**DIRECTIVE**
Quote the whole listing verbatim.

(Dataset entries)
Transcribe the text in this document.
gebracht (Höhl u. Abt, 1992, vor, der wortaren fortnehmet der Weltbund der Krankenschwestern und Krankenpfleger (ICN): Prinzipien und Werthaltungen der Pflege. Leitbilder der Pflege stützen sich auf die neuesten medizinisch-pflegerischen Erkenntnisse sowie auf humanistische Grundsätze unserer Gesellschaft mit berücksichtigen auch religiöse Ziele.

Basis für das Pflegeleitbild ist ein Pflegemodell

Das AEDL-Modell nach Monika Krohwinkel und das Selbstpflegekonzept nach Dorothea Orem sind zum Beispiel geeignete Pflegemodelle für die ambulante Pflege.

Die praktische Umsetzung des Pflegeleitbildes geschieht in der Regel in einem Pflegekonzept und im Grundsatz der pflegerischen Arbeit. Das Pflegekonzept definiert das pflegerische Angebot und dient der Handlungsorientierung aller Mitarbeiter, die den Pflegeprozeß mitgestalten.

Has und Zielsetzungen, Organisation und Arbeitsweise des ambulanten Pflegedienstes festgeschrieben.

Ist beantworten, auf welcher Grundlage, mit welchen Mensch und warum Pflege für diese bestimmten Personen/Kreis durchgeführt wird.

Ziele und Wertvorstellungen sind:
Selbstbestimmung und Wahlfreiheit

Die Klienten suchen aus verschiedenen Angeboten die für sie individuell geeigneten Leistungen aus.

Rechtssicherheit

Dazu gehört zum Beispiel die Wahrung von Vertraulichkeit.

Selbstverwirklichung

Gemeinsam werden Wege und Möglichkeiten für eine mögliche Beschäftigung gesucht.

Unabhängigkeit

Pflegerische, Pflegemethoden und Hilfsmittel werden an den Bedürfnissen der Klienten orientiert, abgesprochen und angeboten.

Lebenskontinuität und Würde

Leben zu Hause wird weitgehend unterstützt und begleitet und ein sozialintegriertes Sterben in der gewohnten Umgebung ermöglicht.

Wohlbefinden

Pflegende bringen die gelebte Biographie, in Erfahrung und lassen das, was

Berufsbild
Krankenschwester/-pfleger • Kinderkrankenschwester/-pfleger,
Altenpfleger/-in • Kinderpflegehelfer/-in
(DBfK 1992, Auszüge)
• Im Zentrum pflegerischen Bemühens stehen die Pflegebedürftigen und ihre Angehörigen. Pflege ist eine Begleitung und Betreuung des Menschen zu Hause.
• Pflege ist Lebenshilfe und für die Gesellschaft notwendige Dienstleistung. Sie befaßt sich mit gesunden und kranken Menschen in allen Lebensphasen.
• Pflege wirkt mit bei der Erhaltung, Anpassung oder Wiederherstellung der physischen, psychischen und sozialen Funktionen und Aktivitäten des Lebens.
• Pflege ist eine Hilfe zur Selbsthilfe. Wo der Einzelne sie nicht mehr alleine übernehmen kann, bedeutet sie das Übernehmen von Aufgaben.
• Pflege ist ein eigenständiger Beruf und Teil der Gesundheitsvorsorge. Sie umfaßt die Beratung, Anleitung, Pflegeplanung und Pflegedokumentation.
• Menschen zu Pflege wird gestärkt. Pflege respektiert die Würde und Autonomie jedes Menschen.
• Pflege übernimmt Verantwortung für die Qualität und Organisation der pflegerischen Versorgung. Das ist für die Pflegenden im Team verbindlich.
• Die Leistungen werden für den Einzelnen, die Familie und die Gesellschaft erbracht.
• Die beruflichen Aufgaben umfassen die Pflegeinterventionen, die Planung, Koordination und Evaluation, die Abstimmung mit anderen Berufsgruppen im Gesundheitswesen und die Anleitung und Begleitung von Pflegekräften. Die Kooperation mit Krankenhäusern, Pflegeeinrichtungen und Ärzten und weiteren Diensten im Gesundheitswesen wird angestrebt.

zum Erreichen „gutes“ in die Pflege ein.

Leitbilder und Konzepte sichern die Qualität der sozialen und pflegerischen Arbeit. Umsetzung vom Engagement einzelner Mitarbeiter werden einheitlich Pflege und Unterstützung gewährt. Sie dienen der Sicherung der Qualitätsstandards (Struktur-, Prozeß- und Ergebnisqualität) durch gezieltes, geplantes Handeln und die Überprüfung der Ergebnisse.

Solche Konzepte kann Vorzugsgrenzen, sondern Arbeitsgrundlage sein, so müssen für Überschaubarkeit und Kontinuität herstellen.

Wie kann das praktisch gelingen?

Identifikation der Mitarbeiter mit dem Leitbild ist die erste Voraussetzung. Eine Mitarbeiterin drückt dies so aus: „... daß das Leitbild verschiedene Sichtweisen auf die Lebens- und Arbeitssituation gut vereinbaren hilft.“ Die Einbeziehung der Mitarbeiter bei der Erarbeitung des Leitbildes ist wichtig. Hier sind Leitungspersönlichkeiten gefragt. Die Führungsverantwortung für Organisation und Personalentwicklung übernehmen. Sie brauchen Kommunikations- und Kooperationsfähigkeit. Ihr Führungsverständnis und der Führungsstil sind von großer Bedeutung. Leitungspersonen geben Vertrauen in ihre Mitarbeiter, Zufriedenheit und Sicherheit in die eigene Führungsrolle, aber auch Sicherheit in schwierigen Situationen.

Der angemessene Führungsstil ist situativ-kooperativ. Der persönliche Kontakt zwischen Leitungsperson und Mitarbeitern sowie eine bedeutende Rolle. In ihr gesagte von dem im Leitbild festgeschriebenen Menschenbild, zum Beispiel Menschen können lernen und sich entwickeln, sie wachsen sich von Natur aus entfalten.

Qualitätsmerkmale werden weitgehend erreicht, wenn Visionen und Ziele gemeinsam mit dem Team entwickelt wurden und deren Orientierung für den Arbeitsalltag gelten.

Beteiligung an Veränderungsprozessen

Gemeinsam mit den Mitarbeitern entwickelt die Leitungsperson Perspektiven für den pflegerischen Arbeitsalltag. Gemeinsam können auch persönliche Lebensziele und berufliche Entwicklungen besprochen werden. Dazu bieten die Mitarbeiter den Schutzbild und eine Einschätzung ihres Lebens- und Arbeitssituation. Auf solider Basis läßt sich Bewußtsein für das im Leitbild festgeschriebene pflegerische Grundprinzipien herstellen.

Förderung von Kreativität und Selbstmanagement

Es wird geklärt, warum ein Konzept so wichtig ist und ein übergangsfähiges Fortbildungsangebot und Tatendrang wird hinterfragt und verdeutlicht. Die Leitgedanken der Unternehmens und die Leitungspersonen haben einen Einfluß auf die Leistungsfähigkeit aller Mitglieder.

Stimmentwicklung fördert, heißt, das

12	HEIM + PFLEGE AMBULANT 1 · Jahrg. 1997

**TASK OUTPUT**
Transcribe the text in this document.
gebracht (Höhl u. Abt, 1992, vor, der wortaren fortnehmet der Weltbund der Krankenschwestern und Krankenpfleger (ICN): Prinzipien und Werthaltungen der Pflege. Leitbilder der Pflege stützen sich auf die neuesten medizinisch-pflegerischen Erkenntnisse sowie auf humanistische Grundsätze unserer Gesellschaft mit berücksichtigen auch religiöse Ziele.

Basis für das Pflegeleitbild ist ein Pflegemodell

Das AEDL-Modell nach Monika Krohwinkel und das Selbstpflegekonzept nach Dorothea Orem sind zum Beispiel geeignete Pflegemodelle für die ambulante Pflege.

Die praktische Umsetzung des Pflegeleitbildes geschieht in der Regel in einem Pflegekonzept und im Grundsatz der pflegerischen Arbeit. Das Pflegekonzept definiert das pflegerische Angebot und dient der Handlungsorientierung aller Mitarbeiter, die den Pflegeprozeß mitgestalten.

Has und Zielsetzungen, Organisation und Arbeitsweise des ambulanten Pflegedienstes festgeschrieben.

Ist beantworten, auf welcher Grundlage, mit welchen Mensch und warum Pflege für diese bestimmten Personen/Kreis durchgeführt wird.

Ziele und Wertvorstellungen sind:
Selbstbestimmung und Wahlfreiheit

Die Klienten suchen aus verschiedenen Angeboten die für sie individuell geeigneten Leistungen aus.

Rechtssicherheit

Dazu gehört zum Beispiel die Wahrung von Vertraulichkeit.

Selbstverwirklichung

Gemeinsam werden Wege und Möglichkeiten für eine mögliche Beschäftigung gesucht.

Unabhängigkeit

Pflegerische, Pflegemethoden und Hilfsmittel werden an den Bedürfnissen der Klienten orientiert, abgesprochen und angeboten.

Lebenskontinuität und Würde

Leben zu Hause wird weitgehend unterstützt und begleitet und ein sozialintegriertes Sterben in der gewohnten Umgebung ermöglicht.

Wohlbefinden

Pflegende bringen die gelebte Biographie, in Erfahrung und lassen das, was

Berufsbild
Krankenschwester/-pfleger • Kinderkrankenschwester/-pfleger,
Altenpfleger/-in • Kinderpflegehelfer/-in
(DBfK 1992, Auszüge)
• Im Zentrum pflegerischen Bemühens stehen die Pflegebedürftigen und ihre Angehörigen. Pflege ist eine Begleitung und Betreuung des Menschen zu Hause.
• Pflege ist Lebenshilfe und für die Gesellschaft notwendige Dienstleistung. Sie befaßt sich mit gesunden und kranken Menschen in allen Lebensphasen.
• Pflege wirkt mit bei der Erhaltung, Anpassung oder Wiederherstellung der physischen, psychischen und sozialen Funktionen und Aktivitäten des Lebens.
• Pflege ist eine Hilfe zur Selbsthilfe. Wo der Einzelne sie nicht mehr alleine übernehmen kann, bedeutet sie das Übernehmen von Aufgaben.
• Pflege ist ein eigenständiger Beruf und Teil der Gesundheitsvorsorge. Sie umfaßt die Beratung, Anleitung, Pflegeplanung und Pflegedokumentation.
• Menschen zu Pflege wird gestärkt. Pflege respektiert die Würde und Autonomie jedes Menschen.
• Pflege übernimmt Verantwortung für die Qualität und Organisation der pflegerischen Versorgung. Das ist für die Pflegenden im Team verbindlich.
• Die Leistungen werden für den Einzelnen, die Familie und die Gesellschaft erbracht.
• Die beruflichen Aufgaben umfassen die Pflegeinterventionen, die Planung, Koordination und Evaluation, die Abstimmung mit anderen Berufsgruppen im Gesundheitswesen und die Anleitung und Begleitung von Pflegekräften. Die Kooperation mit Krankenhäusern, Pflegeeinrichtungen und Ärzten und weiteren Diensten im Gesundheitswesen wird angestrebt.

zum Erreichen „gutes“ in die Pflege ein.

Leitbilder und Konzepte sichern die Qualität der sozialen und pflegerischen Arbeit. Umsetzung vom Engagement einzelner Mitarbeiter werden einheitlich Pflege und Unterstützung gewährt. Sie dienen der Sicherung der Qualitätsstandards (Struktur-, Prozeß- und Ergebnisqualität) durch gezieltes, geplantes Handeln und die Überprüfung der Ergebnisse.

Solche Konzepte kann Vorzugsgrenzen, sondern Arbeitsgrundlage sein, so müssen für Überschaubarkeit und Kontinuität herstellen.

Wie kann das praktisch gelingen?

Identifikation der Mitarbeiter mit dem Leitbild ist die erste Voraussetzung. Eine Mitarbeiterin drückt dies so aus: „... daß das Leitbild verschiedene Sichtweisen auf die Lebens- und Arbeitssituation gut vereinbaren hilft.“ Die Einbeziehung der Mitarbeiter bei der Erarbeitung des Leitbildes ist wichtig. Hier sind Leitungspersönlichkeiten gefragt. Die Führungsverantwortung für Organisation und Personalentwicklung übernehmen. Sie brauchen Kommunikations- und Kooperationsfähigkeit. Ihr Führungsverständnis und der Führungsstil sind von großer Bedeutung. Leitungspersonen geben Vertrauen in ihre Mitarbeiter, Zufriedenheit und Sicherheit in die eigene Führungsrolle, aber auch Sicherheit in schwierigen Situationen.

Der angemessene Führungsstil ist situativ-kooperativ. Der persönliche Kontakt zwischen Leitungsperson und Mitarbeitern sowie eine bedeutende Rolle. In ihr gesagte von dem im Leitbild festgeschriebenen Menschenbild, zum Beispiel Menschen können lernen und sich entwickeln, sie wachsen sich von Natur aus entfalten.

Qualitätsmerkmale werden weitgehend erreicht, wenn Visionen und Ziele gemeinsam mit dem Team entwickelt wurden und deren Orientierung für den Arbeitsalltag gelten.

Beteiligung an Veränderungsprozessen

Gemeinsam mit den Mitarbeitern entwickelt die Leitungsperson Perspektiven für den pflegerischen Arbeitsalltag. Gemeinsam können auch persönliche Lebensziele und berufliche Entwicklungen besprochen werden. Dazu bieten die Mitarbeiter den Schutzbild und eine Einschätzung ihres Lebens- und Arbeitssituation. Auf solider Basis läßt sich Bewußtsein für das im Leitbild festgeschriebene pflegerische Grundprinzipien herstellen.

Förderung von Kreativität und Selbstmanagement

Es wird geklärt, warum ein Konzept so wichtig ist und ein übergangsfähiges Fortbildungsangebot und Tatendrang wird hinterfragt und verdeutlicht. Die Leitgedanken der Unternehmens und die Leitungspersonen haben einen Einfluß auf die Leistungsfähigkeit aller Mitglieder.

Stimmentwicklung fördert, heißt, das

12	HEIM + PFLEGE AMBULANT 1 · Jahrg. 1997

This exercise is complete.